» YOUR GOAL: In the mailing-list post about the regexec off-by-one patch, which source file contains the quoted find_idx function?

» TEXT SECTION:
-- BEGIN --

This is the mail archive of the
libc-alpha@sourceware.org
mailing list for the glibc project.
Re: [PATCH] regexec: Fix off-by-one bug in weight comparison [BZ #23036]
* Carlos O'Donell:
>> - while (cnt <= weight_len
>> - && (weights[equiv_class_idx + 1 + cnt]
>> - == weights[idx + 1 + cnt]))
>
> Here we start at count 0 and go to <= weight_len.
>
> This is one byte too far.
>
> In an N-length weight:
>
> |L01234...[N-1]|
> ^^ ^
> || |--- weights [idx + 1 + (weight_len - 1)]
> ||--- weights[idx + 1]
> |--- weights
>
> L == N == weight_len
>
> So the loop for cnt <= weight_len goes one byte beyond the weights array.
Right. I wasn't able to derive the data layout from
locale/programs/ld-collate.c, but there's this code in
string/strxfrm_l.c:
/* Find next weight and rule index. Inlined since called for every char. */
static __always_inline size_t
find_idx (const USTRING_TYPE **us, int32_t *weight_idx,
unsigned char *rule_idx, const locale_data_t *l_data, const int pass)
{
int32_t tmp = findidx (l_data->table, l_data->indirect, l_data->extra, us,
-1);
*rule_idx = tmp >> 24;
int32_t idx = tmp & 0xffffff;
size_t len = l_data->weights[idx++];
/* Skip over indices of previous levels. */
for (int i = 0; i < pass; i++)
{
idx += len;
len = l_data->weights[idx++];
}
*weight_idx = idx;
return len;
}
This makes it abundantly clear that the length element does not count
itself in the length.

-- END --

» GIVEN INFORMATION:
-- BEGIN --

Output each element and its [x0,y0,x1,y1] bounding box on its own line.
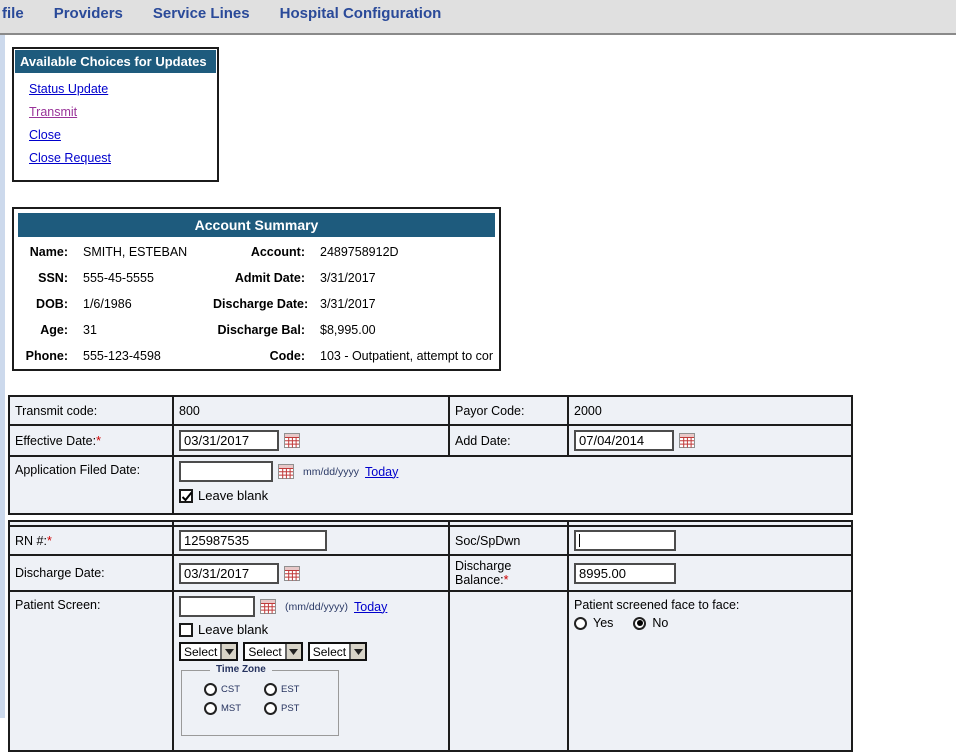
patient-screen-leave-blank-checkbox[interactable] [179,623,193,637]
summary-value-account: 2489758912D [320,245,493,259]
discharge-date-calendar-icon[interactable] [284,566,300,581]
pst-radio[interactable] [264,702,277,715]
application-filed-date-input[interactable] [179,461,273,482]
face-to-face-yes-radio[interactable] [574,617,587,630]
summary-label-discharge-bal: Discharge Bal: [213,323,305,337]
face-to-face-yes-label: Yes [593,616,613,630]
payor-code-label: Payor Code: [449,396,568,425]
available-choices-links: Status Update Transmit Close Close Reque… [15,73,216,179]
application-today-link[interactable]: Today [365,465,398,479]
summary-value-age: 31 [83,323,198,337]
summary-value-name: SMITH, ESTEBAN [83,245,198,259]
patient-screen-leave-blank-label: Leave blank [198,622,268,637]
summary-value-dob: 1/6/1986 [83,297,198,311]
summary-label-age: Age: [24,323,68,337]
account-detail-form-table: RN #:* Soc/SpDwn Discharge Date: Dischar… [8,520,853,752]
link-transmit[interactable]: Transmit [29,105,77,120]
available-choices-title: Available Choices for Updates [15,50,216,73]
patient-screen-select-1[interactable]: Select [179,642,238,661]
discharge-balance-input[interactable] [574,563,676,584]
application-filed-date-label: Application Filed Date: [9,456,173,514]
rn-number-label: RN #:* [9,526,173,555]
time-zone-option-cst[interactable]: CST [204,683,264,696]
add-date-calendar-icon[interactable] [679,433,695,448]
dropdown-arrow-icon [285,644,301,659]
top-menu-bar: file Providers Service Lines Hospital Co… [0,0,956,35]
nav-item-file[interactable]: file [2,5,24,22]
mst-radio[interactable] [204,702,217,715]
patient-screen-today-link[interactable]: Today [354,600,387,614]
summary-value-discharge-bal: $8,995.00 [320,323,493,337]
nav-item-providers[interactable]: Providers [54,5,123,22]
text-cursor [579,534,580,547]
patient-screen-date-input[interactable] [179,596,255,617]
effective-date-label: Effective Date:* [9,425,173,456]
time-zone-option-mst[interactable]: MST [204,702,264,715]
patient-screen-select-3[interactable]: Select [308,642,367,661]
summary-label-discharge-date: Discharge Date: [213,297,305,311]
summary-label-account: Account: [213,245,305,259]
available-choices-panel: Available Choices for Updates Status Upd… [12,47,219,182]
summary-label-admit-date: Admit Date: [213,271,305,285]
empty-cell [449,591,568,751]
payor-code-value: 2000 [568,396,852,425]
effective-date-input[interactable] [179,430,279,451]
time-zone-option-est[interactable]: EST [264,683,324,696]
application-date-format-hint: mm/dd/yyyy [303,466,359,478]
account-summary-grid: Name: SMITH, ESTEBAN Account: 2489758912… [18,237,495,363]
effective-date-calendar-icon[interactable] [284,433,300,448]
summary-label-name: Name: [24,245,68,259]
nav-item-hospital-configuration[interactable]: Hospital Configuration [280,5,442,22]
patient-screen-format-hint: (mm/dd/yyyy) [285,601,348,613]
add-date-label: Add Date: [449,425,568,456]
dropdown-arrow-icon [349,644,365,659]
summary-value-admit-date: 3/31/2017 [320,271,493,285]
summary-label-dob: DOB: [24,297,68,311]
est-radio[interactable] [264,683,277,696]
link-close-request[interactable]: Close Request [29,151,111,166]
soc-spdwn-label: Soc/SpDwn [449,526,568,555]
face-to-face-no-label: No [652,616,668,630]
rn-number-input[interactable] [179,530,327,551]
transmit-code-label: Transmit code: [9,396,173,425]
face-to-face-no-radio[interactable] [633,617,646,630]
time-zone-legend: Time Zone [210,664,272,675]
summary-value-code: 103 - Outpatient, attempt to contact [320,349,493,363]
nav-item-service-lines[interactable]: Service Lines [153,5,250,22]
summary-value-phone: 555-123-4598 [83,349,198,363]
link-status-update[interactable]: Status Update [29,82,108,97]
summary-label-ssn: SSN: [24,271,68,285]
link-close[interactable]: Close [29,128,61,143]
summary-value-ssn: 555-45-5555 [83,271,198,285]
page-left-edge [0,35,5,718]
application-filed-date-calendar-icon[interactable] [278,464,294,479]
summary-label-phone: Phone: [24,349,68,363]
add-date-input[interactable] [574,430,674,451]
transmit-code-value: 800 [173,396,449,425]
time-zone-fieldset: Time Zone CST EST MST [181,670,339,736]
application-leave-blank-label: Leave blank [198,488,268,503]
face-to-face-label: Patient screened face to face: [574,598,846,612]
patient-screen-calendar-icon[interactable] [260,599,276,614]
summary-value-discharge-date: 3/31/2017 [320,297,493,311]
discharge-balance-label: Discharge Balance:* [449,555,568,591]
soc-spdwn-input[interactable] [574,530,676,551]
cst-radio[interactable] [204,683,217,696]
patient-screen-label: Patient Screen: [9,591,173,751]
application-leave-blank-checkbox[interactable] [179,489,193,503]
time-zone-option-pst[interactable]: PST [264,702,324,715]
account-summary-panel: Account Summary Name: SMITH, ESTEBAN Acc… [12,207,501,371]
dropdown-arrow-icon [220,644,236,659]
account-summary-title: Account Summary [18,213,495,237]
summary-label-code: Code: [213,349,305,363]
discharge-date-input[interactable] [179,563,279,584]
discharge-date-label: Discharge Date: [9,555,173,591]
transmit-form-table: Transmit code: 800 Payor Code: 2000 Effe… [8,395,853,515]
patient-screen-select-2[interactable]: Select [243,642,302,661]
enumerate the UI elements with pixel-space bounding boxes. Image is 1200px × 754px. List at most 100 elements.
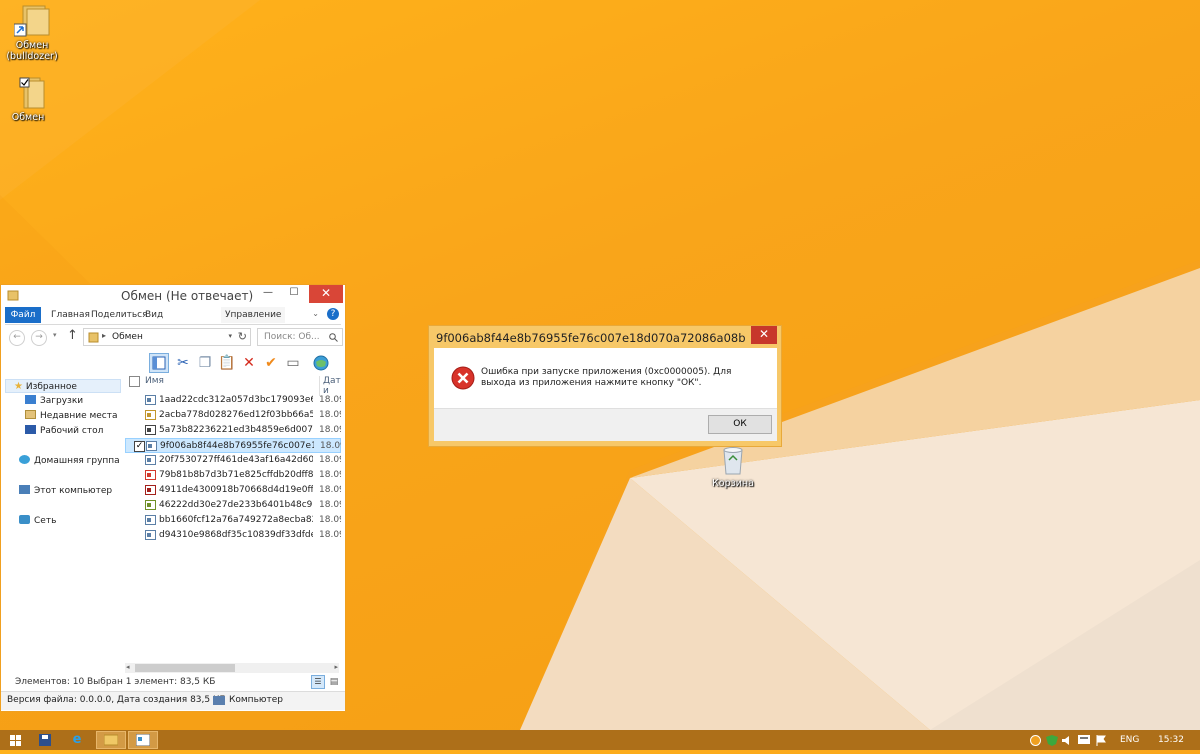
search-field[interactable]: Поиск: Об... bbox=[257, 328, 343, 346]
desktop-icon-obmen-bulldozer[interactable]: Обмен (bulldozer) bbox=[4, 4, 60, 62]
network-button[interactable] bbox=[311, 353, 331, 373]
select-all-checkbox[interactable] bbox=[129, 376, 140, 387]
nav-item-this-pc[interactable]: Этот компьютер bbox=[19, 484, 112, 498]
up-button[interactable]: ↑ bbox=[67, 328, 78, 343]
file-row[interactable]: 5a73b82236221ed3b4859e6d007f335d2... 18.0… bbox=[125, 423, 341, 438]
file-name: 2acba778d028276ed12f03bb66a5f43a3... bbox=[159, 410, 313, 420]
file-row[interactable]: 79b81b8b7d3b71e825cffdb20dff8be62... 18.0… bbox=[125, 468, 341, 483]
nav-item-network[interactable]: Сеть bbox=[19, 514, 56, 528]
help-icon[interactable]: ? bbox=[327, 308, 339, 320]
tab-manage[interactable]: Управление bbox=[221, 307, 286, 323]
file-date: 18.09. bbox=[319, 395, 341, 405]
address-bar[interactable]: ▸ Обмен ▾ ↻ bbox=[83, 328, 251, 346]
taskbar-app-window[interactable] bbox=[128, 731, 158, 749]
pdf-icon bbox=[145, 470, 156, 480]
pane-icon bbox=[152, 356, 166, 370]
taskbar-save-app[interactable] bbox=[30, 731, 60, 749]
file-name: 79b81b8b7d3b71e825cffdb20dff8be62... bbox=[159, 470, 313, 480]
file-row[interactable]: 46222dd30e27de233b6401b48c983d4d... 18.09… bbox=[125, 498, 341, 513]
file-row[interactable]: 2acba778d028276ed12f03bb66a5f43a3... 18.0… bbox=[125, 408, 341, 423]
column-header-name[interactable]: Имя bbox=[145, 376, 164, 386]
maximize-button[interactable]: ☐ bbox=[281, 285, 307, 303]
delete-button[interactable]: ✕ bbox=[239, 353, 259, 373]
file-row[interactable]: 1aad22cdc312a057d3bc179093e67e67... 18.09… bbox=[125, 393, 341, 408]
file-date: 18.09. bbox=[319, 455, 341, 465]
homegroup-icon bbox=[19, 455, 30, 464]
chevron-down-icon[interactable]: ▾ bbox=[228, 332, 232, 340]
dialog-close-button[interactable]: ✕ bbox=[751, 326, 777, 344]
file-name: 1aad22cdc312a057d3bc179093e67e67... bbox=[159, 395, 313, 405]
scroll-left-icon[interactable]: ◂ bbox=[126, 663, 130, 671]
file-date: 18.09. bbox=[319, 485, 341, 495]
forward-button[interactable]: → bbox=[31, 330, 47, 346]
nav-item-favorites[interactable]: ★ Избранное bbox=[5, 379, 121, 393]
location-label: Компьютер bbox=[229, 695, 283, 705]
properties-button[interactable]: ✔ bbox=[261, 353, 281, 373]
column-header-row: ^ Имя Дата и bbox=[125, 373, 341, 396]
file-row[interactable]: 4911de4300918b70668d4d19e0ffda817... 18.0… bbox=[125, 483, 341, 498]
horizontal-scrollbar[interactable]: ◂ ▸ bbox=[125, 663, 339, 673]
breadcrumb-chevron-icon: ▸ bbox=[102, 331, 107, 340]
desktop-icon-obmen[interactable]: Обмен bbox=[0, 76, 56, 123]
scrollbar-thumb[interactable] bbox=[135, 664, 235, 672]
row-checkbox[interactable]: ✓ bbox=[134, 441, 145, 452]
file-row[interactable]: ✓ 9f006ab8f44e8b76955fe76c007e18d070... 18… bbox=[125, 438, 341, 453]
floppy-disk-icon bbox=[39, 734, 51, 746]
search-input[interactable]: Поиск: Об... bbox=[264, 332, 320, 342]
tray-security-icon[interactable] bbox=[1046, 730, 1058, 750]
file-row[interactable]: 20f7530727ff461de43af16a42d60f12cd... 18.… bbox=[125, 453, 341, 468]
title-bar[interactable]: Обмен (Не отвечает) — ☐ ✕ bbox=[1, 285, 345, 307]
cut-button[interactable]: ✂ bbox=[173, 353, 193, 373]
tab-file[interactable]: Файл bbox=[5, 307, 41, 323]
app-icon bbox=[145, 455, 156, 465]
action-center-flag-icon bbox=[1096, 735, 1106, 746]
details-view-button[interactable]: ☰ bbox=[311, 675, 325, 689]
tray-app-icon[interactable] bbox=[1030, 730, 1041, 750]
file-row[interactable]: bb1660fcf12a76a749272a8ecba82018f5... 18.… bbox=[125, 513, 341, 528]
desktop-icon-recycle-bin[interactable]: Корзина bbox=[705, 446, 761, 489]
file-date: 18.09. bbox=[319, 515, 341, 525]
close-button[interactable]: ✕ bbox=[309, 285, 343, 303]
ribbon-tabs: Файл Главная Поделиться Вид Управление ⌄… bbox=[5, 307, 341, 325]
refresh-button[interactable]: ↻ bbox=[238, 330, 247, 343]
tray-flag-icon[interactable] bbox=[1096, 730, 1106, 750]
nav-item-desktop[interactable]: Рабочий стол bbox=[25, 424, 103, 438]
file-name: 20f7530727ff461de43af16a42d60f12cd... bbox=[159, 455, 313, 465]
taskbar-file-explorer[interactable] bbox=[96, 731, 126, 749]
clock[interactable]: 15:32 bbox=[1158, 730, 1184, 750]
language-indicator[interactable]: ENG bbox=[1120, 730, 1139, 750]
ruby-icon bbox=[145, 485, 156, 495]
ribbon-expand-icon[interactable]: ⌄ bbox=[312, 309, 319, 318]
minimize-button[interactable]: — bbox=[255, 285, 281, 303]
tray-keyboard-icon[interactable] bbox=[1078, 730, 1090, 750]
large-icons-view-button[interactable]: ▤ bbox=[327, 675, 341, 689]
paste-button[interactable]: 📋 bbox=[217, 353, 237, 373]
rename-button[interactable]: ▭ bbox=[283, 353, 303, 373]
ok-button[interactable]: ОК bbox=[708, 415, 772, 434]
scroll-right-icon[interactable]: ▸ bbox=[334, 663, 338, 671]
nav-item-homegroup[interactable]: Домашняя группа bbox=[19, 454, 120, 468]
desktop-icon bbox=[25, 425, 36, 434]
scissors-icon: ✂ bbox=[177, 355, 189, 371]
folder-icon bbox=[19, 77, 45, 109]
app-icon bbox=[145, 530, 156, 540]
copy-button[interactable]: ❐ bbox=[195, 353, 215, 373]
computer-icon bbox=[19, 485, 30, 494]
file-name: bb1660fcf12a76a749272a8ecba82018f5... bbox=[159, 515, 313, 525]
recent-locations-icon[interactable]: ▾ bbox=[53, 331, 57, 339]
nav-item-label: Загрузки bbox=[40, 396, 84, 406]
taskbar-internet-explorer[interactable]: e bbox=[62, 731, 92, 749]
checkmark-icon: ✔ bbox=[265, 355, 277, 371]
windows-logo-icon bbox=[9, 735, 21, 746]
back-button[interactable]: ← bbox=[9, 330, 25, 346]
nav-item-downloads[interactable]: Загрузки bbox=[25, 394, 83, 408]
recent-places-icon bbox=[25, 410, 36, 419]
tray-volume-icon[interactable] bbox=[1062, 730, 1073, 750]
file-date: 18.09. bbox=[319, 410, 341, 420]
file-row[interactable]: d94310e9868df35c10839df33dfdedbf1... 18.0… bbox=[125, 528, 341, 543]
error-dialog: 9f006ab8f44e8b76955fe76c007e18d070a72086… bbox=[428, 325, 782, 447]
tab-view[interactable]: Вид bbox=[141, 307, 167, 323]
nav-item-recent-places[interactable]: Недавние места bbox=[25, 409, 118, 423]
start-button[interactable] bbox=[0, 731, 30, 749]
preview-pane-button[interactable] bbox=[149, 353, 169, 373]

-- END --

» TASK ANSWER: string/strxfrm_l.c